Work to do » Extract all lines from the data beneath that include the word "Starting".

--- START OF Record extracts ---

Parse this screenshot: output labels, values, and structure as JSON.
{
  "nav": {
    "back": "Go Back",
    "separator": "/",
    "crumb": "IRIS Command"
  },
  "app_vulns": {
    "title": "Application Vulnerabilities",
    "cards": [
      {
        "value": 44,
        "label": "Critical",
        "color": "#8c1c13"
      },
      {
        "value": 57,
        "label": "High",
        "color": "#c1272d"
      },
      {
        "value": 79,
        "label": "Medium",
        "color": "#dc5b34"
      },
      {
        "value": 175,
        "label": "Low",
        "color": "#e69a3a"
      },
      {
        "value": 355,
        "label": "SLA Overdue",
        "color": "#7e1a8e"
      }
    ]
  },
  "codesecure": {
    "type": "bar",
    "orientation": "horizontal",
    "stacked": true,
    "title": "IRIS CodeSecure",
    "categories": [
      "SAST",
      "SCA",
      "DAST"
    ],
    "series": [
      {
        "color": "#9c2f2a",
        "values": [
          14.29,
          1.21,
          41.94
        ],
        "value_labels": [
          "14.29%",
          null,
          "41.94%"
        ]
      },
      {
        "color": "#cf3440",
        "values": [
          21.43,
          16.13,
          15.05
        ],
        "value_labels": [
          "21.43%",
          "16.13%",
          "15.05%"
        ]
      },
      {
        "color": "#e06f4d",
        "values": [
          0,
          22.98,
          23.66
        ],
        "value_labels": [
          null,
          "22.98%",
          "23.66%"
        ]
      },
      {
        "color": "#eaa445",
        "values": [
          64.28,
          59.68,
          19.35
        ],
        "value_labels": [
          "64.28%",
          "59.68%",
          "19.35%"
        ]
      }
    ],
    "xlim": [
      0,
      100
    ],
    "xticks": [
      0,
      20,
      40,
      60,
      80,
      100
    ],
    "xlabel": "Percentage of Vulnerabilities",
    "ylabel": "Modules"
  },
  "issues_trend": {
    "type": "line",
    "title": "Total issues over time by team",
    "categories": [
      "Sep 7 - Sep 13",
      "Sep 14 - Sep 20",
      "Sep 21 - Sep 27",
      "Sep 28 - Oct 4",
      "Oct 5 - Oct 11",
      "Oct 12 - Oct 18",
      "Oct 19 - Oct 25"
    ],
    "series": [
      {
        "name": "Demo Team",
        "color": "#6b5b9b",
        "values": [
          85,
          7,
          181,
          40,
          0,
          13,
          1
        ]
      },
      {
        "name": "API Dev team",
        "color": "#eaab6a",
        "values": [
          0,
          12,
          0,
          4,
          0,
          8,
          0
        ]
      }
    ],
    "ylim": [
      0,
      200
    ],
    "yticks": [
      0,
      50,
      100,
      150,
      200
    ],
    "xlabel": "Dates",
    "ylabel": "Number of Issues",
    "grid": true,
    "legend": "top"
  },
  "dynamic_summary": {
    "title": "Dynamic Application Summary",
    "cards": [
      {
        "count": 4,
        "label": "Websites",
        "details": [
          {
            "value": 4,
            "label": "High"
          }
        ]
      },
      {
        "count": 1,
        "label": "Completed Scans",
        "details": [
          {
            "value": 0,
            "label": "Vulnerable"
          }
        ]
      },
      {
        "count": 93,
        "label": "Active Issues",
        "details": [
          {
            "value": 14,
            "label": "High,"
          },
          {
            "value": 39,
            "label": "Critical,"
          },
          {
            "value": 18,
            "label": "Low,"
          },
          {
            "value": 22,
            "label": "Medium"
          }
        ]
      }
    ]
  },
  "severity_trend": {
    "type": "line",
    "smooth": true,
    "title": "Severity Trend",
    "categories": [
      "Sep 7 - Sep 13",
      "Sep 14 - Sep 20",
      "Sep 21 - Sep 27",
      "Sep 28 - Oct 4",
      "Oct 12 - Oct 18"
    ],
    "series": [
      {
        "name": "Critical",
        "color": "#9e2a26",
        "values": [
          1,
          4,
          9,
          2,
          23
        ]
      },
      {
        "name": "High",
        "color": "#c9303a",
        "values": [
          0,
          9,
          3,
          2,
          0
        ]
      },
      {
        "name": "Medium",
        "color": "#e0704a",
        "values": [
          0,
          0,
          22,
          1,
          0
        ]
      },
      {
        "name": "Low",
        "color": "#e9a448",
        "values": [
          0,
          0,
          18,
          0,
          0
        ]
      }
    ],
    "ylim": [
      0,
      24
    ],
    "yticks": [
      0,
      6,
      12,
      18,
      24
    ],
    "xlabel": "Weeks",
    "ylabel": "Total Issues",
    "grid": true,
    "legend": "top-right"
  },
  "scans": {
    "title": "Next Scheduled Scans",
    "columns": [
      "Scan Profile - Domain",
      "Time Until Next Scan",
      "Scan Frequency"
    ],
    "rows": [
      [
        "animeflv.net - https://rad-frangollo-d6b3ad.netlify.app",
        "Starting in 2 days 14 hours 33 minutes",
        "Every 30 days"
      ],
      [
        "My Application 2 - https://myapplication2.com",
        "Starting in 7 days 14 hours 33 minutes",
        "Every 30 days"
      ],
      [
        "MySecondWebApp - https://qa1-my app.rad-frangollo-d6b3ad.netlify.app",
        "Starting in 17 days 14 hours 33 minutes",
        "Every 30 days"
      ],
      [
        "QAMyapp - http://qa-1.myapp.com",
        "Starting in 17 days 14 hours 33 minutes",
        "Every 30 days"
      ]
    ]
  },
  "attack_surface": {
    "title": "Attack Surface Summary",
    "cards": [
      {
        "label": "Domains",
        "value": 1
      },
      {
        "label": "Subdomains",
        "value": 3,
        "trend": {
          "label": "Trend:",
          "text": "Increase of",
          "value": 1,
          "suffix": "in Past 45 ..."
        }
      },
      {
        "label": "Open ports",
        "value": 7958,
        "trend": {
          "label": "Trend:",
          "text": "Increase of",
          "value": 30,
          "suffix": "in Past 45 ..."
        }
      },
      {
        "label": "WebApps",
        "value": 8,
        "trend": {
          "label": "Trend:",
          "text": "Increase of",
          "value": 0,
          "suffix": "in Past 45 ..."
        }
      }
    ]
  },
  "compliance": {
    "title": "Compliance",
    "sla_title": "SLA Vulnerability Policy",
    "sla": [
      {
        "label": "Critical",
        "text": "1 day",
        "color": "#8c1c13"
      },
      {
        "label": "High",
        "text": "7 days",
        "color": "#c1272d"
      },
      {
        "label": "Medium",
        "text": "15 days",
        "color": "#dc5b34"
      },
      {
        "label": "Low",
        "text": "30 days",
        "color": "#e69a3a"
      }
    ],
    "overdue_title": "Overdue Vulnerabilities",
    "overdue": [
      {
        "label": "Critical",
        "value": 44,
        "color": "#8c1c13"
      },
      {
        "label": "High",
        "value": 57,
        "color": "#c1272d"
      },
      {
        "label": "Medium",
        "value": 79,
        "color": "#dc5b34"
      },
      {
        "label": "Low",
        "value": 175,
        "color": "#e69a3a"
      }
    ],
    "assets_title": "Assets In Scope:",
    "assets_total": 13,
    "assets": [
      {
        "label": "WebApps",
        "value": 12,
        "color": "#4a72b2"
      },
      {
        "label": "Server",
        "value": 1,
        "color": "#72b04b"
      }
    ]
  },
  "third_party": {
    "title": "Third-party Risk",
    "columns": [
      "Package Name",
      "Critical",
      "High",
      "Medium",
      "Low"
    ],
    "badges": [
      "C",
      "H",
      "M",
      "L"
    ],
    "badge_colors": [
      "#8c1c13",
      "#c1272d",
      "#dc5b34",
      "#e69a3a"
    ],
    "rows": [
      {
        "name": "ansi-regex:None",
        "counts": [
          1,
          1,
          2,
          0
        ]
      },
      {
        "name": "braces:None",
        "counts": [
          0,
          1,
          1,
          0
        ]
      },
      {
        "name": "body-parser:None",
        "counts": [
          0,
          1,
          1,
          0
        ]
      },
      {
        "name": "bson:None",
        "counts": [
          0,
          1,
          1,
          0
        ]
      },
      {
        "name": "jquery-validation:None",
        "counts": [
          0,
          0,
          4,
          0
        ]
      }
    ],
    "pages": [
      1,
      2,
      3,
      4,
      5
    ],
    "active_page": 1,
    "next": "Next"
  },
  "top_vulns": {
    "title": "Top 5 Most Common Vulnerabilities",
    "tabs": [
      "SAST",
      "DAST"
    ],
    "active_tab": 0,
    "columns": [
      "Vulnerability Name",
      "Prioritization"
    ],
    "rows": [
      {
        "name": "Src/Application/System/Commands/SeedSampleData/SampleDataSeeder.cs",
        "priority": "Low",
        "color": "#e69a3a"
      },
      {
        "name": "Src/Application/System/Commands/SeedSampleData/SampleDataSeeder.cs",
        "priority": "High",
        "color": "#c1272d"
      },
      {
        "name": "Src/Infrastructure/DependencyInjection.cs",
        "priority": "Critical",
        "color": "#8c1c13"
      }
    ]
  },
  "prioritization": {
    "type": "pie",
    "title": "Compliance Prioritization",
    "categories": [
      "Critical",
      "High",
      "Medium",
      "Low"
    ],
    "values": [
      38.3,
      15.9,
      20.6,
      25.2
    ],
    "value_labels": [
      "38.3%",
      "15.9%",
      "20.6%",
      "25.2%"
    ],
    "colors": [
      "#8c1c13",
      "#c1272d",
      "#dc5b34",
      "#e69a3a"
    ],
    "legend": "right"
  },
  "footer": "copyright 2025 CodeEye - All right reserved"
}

--- END OF Record extracts ---

Solution to the problem »
        "Starting in 2 days 14 hours 33 minutes",
        "Starting in 7 days 14 hours 33 minutes",
        "Starting in 17 days 14 hours 33 minutes",
        "Starting in 17 days 14 hours 33 minutes",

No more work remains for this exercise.